PROBLEM TO WORK ON -> Collect all the lines that mention the word "Weekly".

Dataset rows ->

— start —

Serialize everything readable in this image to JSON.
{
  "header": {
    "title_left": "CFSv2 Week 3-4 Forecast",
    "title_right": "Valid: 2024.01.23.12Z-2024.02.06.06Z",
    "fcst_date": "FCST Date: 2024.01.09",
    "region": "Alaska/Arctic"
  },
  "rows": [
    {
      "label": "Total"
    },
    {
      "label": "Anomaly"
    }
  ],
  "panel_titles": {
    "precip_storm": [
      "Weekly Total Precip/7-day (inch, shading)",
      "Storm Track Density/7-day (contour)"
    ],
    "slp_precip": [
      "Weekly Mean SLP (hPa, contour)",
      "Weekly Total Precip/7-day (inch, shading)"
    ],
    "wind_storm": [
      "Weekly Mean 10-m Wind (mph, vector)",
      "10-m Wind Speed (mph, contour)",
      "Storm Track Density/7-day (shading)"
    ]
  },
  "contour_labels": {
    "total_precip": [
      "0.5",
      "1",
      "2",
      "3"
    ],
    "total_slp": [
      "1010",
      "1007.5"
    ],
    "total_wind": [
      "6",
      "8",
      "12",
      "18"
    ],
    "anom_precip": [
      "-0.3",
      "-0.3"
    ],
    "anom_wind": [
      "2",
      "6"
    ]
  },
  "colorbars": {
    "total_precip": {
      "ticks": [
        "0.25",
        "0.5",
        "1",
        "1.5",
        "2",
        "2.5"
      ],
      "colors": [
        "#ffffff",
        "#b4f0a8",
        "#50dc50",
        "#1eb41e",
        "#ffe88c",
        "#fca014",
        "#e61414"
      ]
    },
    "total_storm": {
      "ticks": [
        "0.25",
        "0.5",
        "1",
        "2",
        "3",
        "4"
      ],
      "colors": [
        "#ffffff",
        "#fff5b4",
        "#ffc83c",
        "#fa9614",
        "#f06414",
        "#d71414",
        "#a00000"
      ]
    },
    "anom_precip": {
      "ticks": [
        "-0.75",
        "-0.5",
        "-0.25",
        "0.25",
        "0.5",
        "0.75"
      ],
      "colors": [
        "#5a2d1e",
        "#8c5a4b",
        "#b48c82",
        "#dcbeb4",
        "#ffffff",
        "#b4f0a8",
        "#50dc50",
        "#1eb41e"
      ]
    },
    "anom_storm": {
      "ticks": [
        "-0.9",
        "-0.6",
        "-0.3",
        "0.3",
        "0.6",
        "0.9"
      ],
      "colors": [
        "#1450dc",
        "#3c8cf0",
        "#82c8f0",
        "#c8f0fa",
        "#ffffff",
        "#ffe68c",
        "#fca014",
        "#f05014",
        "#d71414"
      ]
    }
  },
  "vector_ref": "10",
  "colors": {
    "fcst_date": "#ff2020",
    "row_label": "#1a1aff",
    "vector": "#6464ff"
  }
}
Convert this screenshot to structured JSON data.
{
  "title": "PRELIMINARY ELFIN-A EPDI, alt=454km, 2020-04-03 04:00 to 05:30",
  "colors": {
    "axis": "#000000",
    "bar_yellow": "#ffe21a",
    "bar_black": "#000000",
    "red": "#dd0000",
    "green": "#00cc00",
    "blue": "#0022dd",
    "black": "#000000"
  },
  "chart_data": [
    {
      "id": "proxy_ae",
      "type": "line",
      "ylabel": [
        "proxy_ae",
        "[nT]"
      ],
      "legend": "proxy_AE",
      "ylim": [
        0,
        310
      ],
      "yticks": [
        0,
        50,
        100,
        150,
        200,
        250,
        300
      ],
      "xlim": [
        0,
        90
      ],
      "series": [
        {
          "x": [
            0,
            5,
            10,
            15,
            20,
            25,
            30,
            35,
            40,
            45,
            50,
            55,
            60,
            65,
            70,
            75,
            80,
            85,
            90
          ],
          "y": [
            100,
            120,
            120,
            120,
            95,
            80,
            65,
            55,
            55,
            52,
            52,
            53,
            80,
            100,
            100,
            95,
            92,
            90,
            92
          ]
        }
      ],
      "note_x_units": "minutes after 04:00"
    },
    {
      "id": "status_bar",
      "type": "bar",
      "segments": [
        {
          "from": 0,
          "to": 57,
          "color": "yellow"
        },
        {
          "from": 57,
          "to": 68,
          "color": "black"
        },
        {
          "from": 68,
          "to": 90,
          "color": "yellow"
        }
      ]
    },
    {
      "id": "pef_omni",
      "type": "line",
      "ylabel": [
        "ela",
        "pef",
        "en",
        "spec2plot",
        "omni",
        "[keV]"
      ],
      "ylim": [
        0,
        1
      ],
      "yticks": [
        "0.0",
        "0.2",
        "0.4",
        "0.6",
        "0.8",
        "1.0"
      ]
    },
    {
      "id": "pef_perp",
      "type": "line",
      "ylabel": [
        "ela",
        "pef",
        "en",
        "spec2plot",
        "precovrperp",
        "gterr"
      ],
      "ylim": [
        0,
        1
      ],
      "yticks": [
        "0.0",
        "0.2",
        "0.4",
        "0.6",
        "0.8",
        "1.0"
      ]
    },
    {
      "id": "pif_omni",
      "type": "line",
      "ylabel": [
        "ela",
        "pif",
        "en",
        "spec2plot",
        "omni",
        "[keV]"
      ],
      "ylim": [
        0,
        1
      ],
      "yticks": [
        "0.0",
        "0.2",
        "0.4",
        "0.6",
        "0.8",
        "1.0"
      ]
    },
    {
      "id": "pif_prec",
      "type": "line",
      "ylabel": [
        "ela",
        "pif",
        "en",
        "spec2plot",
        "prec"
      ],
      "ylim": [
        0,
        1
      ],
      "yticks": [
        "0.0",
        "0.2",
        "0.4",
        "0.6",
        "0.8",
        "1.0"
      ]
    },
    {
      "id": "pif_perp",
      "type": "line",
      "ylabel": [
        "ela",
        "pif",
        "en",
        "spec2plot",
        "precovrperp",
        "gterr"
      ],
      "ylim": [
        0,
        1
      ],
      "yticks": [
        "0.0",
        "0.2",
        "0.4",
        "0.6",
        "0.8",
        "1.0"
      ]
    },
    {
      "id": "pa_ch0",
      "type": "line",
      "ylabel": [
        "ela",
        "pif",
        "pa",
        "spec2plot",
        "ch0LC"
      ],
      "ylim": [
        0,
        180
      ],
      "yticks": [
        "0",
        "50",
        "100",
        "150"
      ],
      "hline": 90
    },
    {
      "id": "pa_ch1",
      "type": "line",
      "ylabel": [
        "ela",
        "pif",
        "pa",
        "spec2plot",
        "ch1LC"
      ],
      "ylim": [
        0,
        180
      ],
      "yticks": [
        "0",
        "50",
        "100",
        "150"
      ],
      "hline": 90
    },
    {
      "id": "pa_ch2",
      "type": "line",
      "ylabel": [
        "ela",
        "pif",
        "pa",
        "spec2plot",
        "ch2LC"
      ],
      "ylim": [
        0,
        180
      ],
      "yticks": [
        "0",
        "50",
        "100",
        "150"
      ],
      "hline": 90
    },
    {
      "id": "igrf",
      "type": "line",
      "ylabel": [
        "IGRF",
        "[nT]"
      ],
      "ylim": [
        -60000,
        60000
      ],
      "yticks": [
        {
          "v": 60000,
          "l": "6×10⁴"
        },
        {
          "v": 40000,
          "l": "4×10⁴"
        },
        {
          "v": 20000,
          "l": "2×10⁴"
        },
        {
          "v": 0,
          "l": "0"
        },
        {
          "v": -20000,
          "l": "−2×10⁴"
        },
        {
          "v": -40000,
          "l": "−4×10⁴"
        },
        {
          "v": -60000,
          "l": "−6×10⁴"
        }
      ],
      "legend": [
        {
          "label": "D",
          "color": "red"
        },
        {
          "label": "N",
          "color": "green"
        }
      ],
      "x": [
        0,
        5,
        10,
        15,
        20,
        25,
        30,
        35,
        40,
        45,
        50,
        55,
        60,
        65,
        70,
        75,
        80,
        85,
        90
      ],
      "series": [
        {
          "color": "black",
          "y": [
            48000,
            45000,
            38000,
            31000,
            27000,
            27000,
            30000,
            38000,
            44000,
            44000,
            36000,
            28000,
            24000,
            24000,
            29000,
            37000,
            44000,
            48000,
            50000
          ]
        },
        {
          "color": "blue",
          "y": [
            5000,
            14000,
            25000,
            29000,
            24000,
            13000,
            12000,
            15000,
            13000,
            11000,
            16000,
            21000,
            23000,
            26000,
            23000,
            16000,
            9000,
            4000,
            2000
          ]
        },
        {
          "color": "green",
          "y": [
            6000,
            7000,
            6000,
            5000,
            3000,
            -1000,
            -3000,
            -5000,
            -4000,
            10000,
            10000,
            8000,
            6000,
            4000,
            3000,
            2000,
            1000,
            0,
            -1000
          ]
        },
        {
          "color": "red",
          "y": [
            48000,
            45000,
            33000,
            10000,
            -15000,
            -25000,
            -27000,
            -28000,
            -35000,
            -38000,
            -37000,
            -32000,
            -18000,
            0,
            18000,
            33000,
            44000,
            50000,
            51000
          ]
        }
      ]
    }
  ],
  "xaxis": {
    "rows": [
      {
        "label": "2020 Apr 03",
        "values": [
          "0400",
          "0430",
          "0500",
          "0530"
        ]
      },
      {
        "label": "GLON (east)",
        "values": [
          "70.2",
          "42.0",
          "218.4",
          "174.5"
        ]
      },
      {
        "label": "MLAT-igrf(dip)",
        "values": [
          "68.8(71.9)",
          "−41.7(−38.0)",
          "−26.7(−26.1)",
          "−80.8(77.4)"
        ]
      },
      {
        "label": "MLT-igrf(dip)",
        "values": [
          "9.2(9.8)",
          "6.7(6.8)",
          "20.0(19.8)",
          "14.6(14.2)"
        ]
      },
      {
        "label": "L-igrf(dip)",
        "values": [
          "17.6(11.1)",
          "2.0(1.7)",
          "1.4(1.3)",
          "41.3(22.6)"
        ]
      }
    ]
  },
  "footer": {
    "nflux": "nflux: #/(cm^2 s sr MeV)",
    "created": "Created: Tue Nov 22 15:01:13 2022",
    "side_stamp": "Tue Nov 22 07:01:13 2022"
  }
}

— end —

REPLY TO THE EXERCISE ->
      "Weekly Total Precip/7-day (inch, shading)",
      "Weekly Mean SLP (hPa, contour)",
      "Weekly Total Precip/7-day (inch, shading)"
      "Weekly Mean 10-m Wind (mph, vector)",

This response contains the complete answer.